Selected excerpt:
• • •

DEFINITION OF A “TAINTED WITNESS”
On the Appellant’s second issue, it is trite that a “tainted witness” is a witness who is either an accomplice or by the evidence he gives, for either side, may and could be regarded as having some purpose to achieve or purpose of his own to serve. See, FBN PLC VS. NWANKWOCHA (1998) 5 NWLR (PT. 551) 610, OKORO VS. STATE (2006) 11 NWLR (PT. 992) 458. PER UWA, J.C.A.
THE DOCTRINE OF LAST SEEN
The doctrine of “last seen” applies where an accused person is the last person seen with a deceased while alive until the dead body is seen. The respondent as prosecutor did not lead any evidence to show that the Appellant was the last person seen with the deceased at the counter, at the Police Station where he died. The law is that the person last seen with the deceased is presumed to be responsible for his death, if it turns out the person last seen with him is dead. See, ARCHIBONG VS. STATE (2006) 14 NWLR (PT. 1000) 349 and HARUNA VS. A.G. FEDERATION (2012) 9 NWLR (PT. 1360) 419. PER UWA, J.C.A.

• • •

Data shown:
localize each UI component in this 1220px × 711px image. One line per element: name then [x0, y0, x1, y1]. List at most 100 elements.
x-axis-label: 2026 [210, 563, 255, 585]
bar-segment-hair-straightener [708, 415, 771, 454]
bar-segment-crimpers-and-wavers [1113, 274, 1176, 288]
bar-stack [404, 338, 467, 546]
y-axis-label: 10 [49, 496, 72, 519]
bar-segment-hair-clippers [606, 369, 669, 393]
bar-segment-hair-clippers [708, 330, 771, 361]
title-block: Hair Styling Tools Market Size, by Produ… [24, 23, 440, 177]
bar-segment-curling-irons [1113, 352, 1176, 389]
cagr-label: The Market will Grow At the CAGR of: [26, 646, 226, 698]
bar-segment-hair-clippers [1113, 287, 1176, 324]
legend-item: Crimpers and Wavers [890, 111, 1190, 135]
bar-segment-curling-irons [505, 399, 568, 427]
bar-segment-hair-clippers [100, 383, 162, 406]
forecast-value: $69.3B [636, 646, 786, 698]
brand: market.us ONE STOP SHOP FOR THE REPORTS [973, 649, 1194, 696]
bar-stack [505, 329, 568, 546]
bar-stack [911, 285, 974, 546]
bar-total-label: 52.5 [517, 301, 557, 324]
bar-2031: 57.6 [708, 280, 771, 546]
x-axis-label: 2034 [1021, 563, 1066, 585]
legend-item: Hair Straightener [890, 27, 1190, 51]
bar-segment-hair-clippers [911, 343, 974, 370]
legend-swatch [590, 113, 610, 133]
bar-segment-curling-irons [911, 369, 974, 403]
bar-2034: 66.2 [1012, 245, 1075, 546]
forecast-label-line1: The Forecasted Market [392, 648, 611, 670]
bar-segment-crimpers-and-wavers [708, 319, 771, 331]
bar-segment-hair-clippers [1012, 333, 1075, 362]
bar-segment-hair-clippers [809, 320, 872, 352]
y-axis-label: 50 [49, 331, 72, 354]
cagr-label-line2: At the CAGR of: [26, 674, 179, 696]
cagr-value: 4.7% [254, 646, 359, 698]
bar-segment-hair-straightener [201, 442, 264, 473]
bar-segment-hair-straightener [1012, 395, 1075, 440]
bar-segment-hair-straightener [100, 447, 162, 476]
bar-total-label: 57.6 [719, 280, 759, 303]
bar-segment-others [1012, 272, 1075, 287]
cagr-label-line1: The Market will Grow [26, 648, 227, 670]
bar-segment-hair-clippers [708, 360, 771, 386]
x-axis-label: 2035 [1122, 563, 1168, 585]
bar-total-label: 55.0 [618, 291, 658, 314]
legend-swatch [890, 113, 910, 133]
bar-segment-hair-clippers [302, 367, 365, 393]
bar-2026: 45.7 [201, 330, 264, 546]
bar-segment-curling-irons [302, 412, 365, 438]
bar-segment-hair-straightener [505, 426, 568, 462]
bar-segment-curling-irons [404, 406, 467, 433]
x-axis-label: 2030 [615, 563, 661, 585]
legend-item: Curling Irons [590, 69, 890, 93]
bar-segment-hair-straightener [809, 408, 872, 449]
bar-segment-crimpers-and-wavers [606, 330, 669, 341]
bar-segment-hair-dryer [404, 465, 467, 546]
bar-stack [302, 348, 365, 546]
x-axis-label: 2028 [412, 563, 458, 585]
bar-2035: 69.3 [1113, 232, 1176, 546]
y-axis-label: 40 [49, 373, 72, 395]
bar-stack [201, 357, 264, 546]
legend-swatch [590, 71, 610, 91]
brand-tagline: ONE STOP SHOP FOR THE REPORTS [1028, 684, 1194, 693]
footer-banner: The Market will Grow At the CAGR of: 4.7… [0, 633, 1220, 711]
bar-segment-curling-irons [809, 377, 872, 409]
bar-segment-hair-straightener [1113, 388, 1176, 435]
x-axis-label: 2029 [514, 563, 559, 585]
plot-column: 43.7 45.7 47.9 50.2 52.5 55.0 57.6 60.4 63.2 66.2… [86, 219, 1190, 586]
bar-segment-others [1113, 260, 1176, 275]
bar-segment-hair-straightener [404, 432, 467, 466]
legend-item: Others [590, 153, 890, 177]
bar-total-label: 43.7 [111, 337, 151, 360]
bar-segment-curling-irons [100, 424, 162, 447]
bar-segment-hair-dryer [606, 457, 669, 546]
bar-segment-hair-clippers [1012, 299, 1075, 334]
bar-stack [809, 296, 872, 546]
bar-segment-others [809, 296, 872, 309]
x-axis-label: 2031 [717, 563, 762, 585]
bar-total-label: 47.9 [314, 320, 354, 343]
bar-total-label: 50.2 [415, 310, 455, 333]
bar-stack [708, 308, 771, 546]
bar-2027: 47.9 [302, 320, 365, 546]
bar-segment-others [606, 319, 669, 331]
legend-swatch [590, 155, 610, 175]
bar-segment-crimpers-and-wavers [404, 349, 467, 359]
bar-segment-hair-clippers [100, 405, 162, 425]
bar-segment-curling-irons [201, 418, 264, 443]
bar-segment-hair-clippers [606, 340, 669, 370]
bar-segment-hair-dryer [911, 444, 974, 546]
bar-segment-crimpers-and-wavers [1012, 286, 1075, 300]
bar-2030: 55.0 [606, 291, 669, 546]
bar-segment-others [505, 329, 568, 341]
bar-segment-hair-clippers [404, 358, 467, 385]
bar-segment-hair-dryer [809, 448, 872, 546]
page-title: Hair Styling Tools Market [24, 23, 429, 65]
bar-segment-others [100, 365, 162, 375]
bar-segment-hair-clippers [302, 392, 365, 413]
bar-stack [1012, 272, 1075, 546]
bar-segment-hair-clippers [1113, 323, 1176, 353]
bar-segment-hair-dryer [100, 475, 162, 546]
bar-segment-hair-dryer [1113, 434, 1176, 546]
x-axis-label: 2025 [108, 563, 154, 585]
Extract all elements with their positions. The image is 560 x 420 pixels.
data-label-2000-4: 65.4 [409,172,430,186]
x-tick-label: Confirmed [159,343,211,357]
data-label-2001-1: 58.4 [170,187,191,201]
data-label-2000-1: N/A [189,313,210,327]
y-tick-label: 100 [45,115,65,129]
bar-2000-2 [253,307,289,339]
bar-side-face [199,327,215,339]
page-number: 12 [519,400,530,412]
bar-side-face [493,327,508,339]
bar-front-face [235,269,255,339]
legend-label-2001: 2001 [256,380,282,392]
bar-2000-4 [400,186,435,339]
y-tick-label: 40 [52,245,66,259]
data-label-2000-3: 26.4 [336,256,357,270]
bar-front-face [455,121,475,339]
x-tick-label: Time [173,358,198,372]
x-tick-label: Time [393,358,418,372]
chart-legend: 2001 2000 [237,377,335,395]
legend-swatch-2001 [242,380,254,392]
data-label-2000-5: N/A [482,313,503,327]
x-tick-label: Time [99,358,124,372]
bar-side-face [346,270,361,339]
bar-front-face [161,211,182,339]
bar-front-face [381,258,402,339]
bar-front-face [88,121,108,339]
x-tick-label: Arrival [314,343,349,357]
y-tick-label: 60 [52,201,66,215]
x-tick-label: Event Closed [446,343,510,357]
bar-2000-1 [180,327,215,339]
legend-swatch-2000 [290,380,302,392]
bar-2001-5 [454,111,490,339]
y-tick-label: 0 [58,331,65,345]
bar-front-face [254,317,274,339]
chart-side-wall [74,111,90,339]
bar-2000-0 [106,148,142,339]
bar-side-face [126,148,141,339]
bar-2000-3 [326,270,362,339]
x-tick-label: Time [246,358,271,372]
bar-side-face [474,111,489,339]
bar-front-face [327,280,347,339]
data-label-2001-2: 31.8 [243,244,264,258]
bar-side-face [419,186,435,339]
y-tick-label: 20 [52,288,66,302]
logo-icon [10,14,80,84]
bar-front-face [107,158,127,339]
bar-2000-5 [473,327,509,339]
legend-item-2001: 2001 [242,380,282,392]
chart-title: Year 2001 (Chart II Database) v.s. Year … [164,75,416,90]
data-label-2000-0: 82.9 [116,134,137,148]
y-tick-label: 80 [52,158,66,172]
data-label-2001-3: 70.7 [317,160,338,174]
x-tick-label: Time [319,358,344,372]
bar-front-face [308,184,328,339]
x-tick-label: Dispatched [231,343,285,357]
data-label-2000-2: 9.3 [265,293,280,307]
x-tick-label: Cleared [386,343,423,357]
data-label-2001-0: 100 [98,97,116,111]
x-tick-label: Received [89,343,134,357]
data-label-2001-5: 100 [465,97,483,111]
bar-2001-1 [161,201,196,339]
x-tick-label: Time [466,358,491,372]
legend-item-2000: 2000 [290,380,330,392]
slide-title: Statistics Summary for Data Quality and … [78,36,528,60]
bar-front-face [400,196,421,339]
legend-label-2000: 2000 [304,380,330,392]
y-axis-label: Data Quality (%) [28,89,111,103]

• • •

Your tasks:
• a. List every case the court excerpt cites, with its citation.
• b. According to the court excerpt, when does the doctrine of "last seen" apply?
• c. Duplicate the passage of the court excerpt from "DEFINITION OF A" up to and including "458. PER UWA, J.C.A.".

Responses per task:
• a.
FBN PLC VS. NWANKWOCHA (1998) 5 NWLR (PT. 551) 610
OKORO VS. STATE (2006) 11 NWLR (PT. 992) 458
ARCHIBONG VS. STATE (2006) 14 NWLR (PT. 1000) 349
HARUNA VS. A.G. FEDERATION (2012) 9 NWLR (PT. 1360) 419

• b. It applies where an accused person is the last person seen with a deceased while alive until the dead body is seen.

• c.
DEFINITION OF A “TAINTED WITNESS”
On the Appellant’s second issue, it is trite that a “tainted witness” is a witness who is either an accomplice or by the evidence he gives, for either side, may and could be regarded as having some purpose to achieve or purpose of his own to serve. See, FBN PLC VS. NWANKWOCHA (1998) 5 NWLR (PT. 551) 610, OKORO VS. STATE (2006) 11 NWLR (PT. 992) 458. PER UWA, J.C.A.